[Start of Listed entries]

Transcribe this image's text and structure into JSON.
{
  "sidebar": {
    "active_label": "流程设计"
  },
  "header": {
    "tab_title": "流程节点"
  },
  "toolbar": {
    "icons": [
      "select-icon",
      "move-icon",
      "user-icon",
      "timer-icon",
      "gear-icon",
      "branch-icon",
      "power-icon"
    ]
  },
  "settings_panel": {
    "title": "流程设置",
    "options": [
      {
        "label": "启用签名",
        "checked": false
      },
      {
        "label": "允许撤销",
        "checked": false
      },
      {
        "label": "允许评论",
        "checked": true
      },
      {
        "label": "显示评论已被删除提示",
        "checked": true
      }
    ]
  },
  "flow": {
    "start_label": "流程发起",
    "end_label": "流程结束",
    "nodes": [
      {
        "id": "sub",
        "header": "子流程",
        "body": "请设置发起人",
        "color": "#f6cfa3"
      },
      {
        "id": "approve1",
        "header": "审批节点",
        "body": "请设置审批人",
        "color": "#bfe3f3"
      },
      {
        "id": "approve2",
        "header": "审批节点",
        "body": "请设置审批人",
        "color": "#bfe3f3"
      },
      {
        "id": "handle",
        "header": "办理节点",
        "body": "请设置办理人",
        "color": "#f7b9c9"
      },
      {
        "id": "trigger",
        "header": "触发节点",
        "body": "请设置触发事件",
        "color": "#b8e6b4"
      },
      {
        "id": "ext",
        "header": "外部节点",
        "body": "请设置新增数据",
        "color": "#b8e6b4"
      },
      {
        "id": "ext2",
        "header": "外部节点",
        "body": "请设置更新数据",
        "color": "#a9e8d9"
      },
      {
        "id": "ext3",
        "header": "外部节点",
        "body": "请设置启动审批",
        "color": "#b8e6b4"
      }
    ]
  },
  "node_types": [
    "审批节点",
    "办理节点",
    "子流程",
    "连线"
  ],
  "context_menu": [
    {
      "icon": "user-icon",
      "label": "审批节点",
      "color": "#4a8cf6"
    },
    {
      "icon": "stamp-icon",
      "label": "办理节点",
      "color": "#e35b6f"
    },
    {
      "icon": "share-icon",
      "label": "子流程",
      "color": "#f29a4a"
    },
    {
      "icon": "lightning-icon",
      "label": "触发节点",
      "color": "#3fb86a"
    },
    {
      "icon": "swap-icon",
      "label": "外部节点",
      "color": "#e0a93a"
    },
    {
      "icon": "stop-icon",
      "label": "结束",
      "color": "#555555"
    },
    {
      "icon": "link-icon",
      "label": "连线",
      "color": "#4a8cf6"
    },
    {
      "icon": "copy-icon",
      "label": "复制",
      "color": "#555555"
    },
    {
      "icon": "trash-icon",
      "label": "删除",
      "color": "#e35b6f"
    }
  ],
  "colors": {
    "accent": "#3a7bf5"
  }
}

[End of Listed entries]

» What the task asks
Restate the whole of the material exactly.

» Written answer
Transcribe this image's text and structure into JSON.
{
  "sidebar": {
    "active_label": "流程设计"
  },
  "header": {
    "tab_title": "流程节点"
  },
  "toolbar": {
    "icons": [
      "select-icon",
      "move-icon",
      "user-icon",
      "timer-icon",
      "gear-icon",
      "branch-icon",
      "power-icon"
    ]
  },
  "settings_panel": {
    "title": "流程设置",
    "options": [
      {
        "label": "启用签名",
        "checked": false
      },
      {
        "label": "允许撤销",
        "checked": false
      },
      {
        "label": "允许评论",
        "checked": true
      },
      {
        "label": "显示评论已被删除提示",
        "checked": true
      }
    ]
  },
  "flow": {
    "start_label": "流程发起",
    "end_label": "流程结束",
    "nodes": [
      {
        "id": "sub",
        "header": "子流程",
        "body": "请设置发起人",
        "color": "#f6cfa3"
      },
      {
        "id": "approve1",
        "header": "审批节点",
        "body": "请设置审批人",
        "color": "#bfe3f3"
      },
      {
        "id": "approve2",
        "header": "审批节点",
        "body": "请设置审批人",
        "color": "#bfe3f3"
      },
      {
        "id": "handle",
        "header": "办理节点",
        "body": "请设置办理人",
        "color": "#f7b9c9"
      },
      {
        "id": "trigger",
        "header": "触发节点",
        "body": "请设置触发事件",
        "color": "#b8e6b4"
      },
      {
        "id": "ext",
        "header": "外部节点",
        "body": "请设置新增数据",
        "color": "#b8e6b4"
      },
      {
        "id": "ext2",
        "header": "外部节点",
        "body": "请设置更新数据",
        "color": "#a9e8d9"
      },
      {
        "id": "ext3",
        "header": "外部节点",
        "body": "请设置启动审批",
        "color": "#b8e6b4"
      }
    ]
  },
  "node_types": [
    "审批节点",
    "办理节点",
    "子流程",
    "连线"
  ],
  "context_menu": [
    {
      "icon": "user-icon",
      "label": "审批节点",
      "color": "#4a8cf6"
    },
    {
      "icon": "stamp-icon",
      "label": "办理节点",
      "color": "#e35b6f"
    },
    {
      "icon": "share-icon",
      "label": "子流程",
      "color": "#f29a4a"
    },
    {
      "icon": "lightning-icon",
      "label": "触发节点",
      "color": "#3fb86a"
    },
    {
      "icon": "swap-icon",
      "label": "外部节点",
      "color": "#e0a93a"
    },
    {
      "icon": "stop-icon",
      "label": "结束",
      "color": "#555555"
    },
    {
      "icon": "link-icon",
      "label": "连线",
      "color": "#4a8cf6"
    },
    {
      "icon": "copy-icon",
      "label": "复制",
      "color": "#555555"
    },
    {
      "icon": "trash-icon",
      "label": "删除",
      "color": "#e35b6f"
    }
  ],
  "colors": {
    "accent": "#3a7bf5"
  }
}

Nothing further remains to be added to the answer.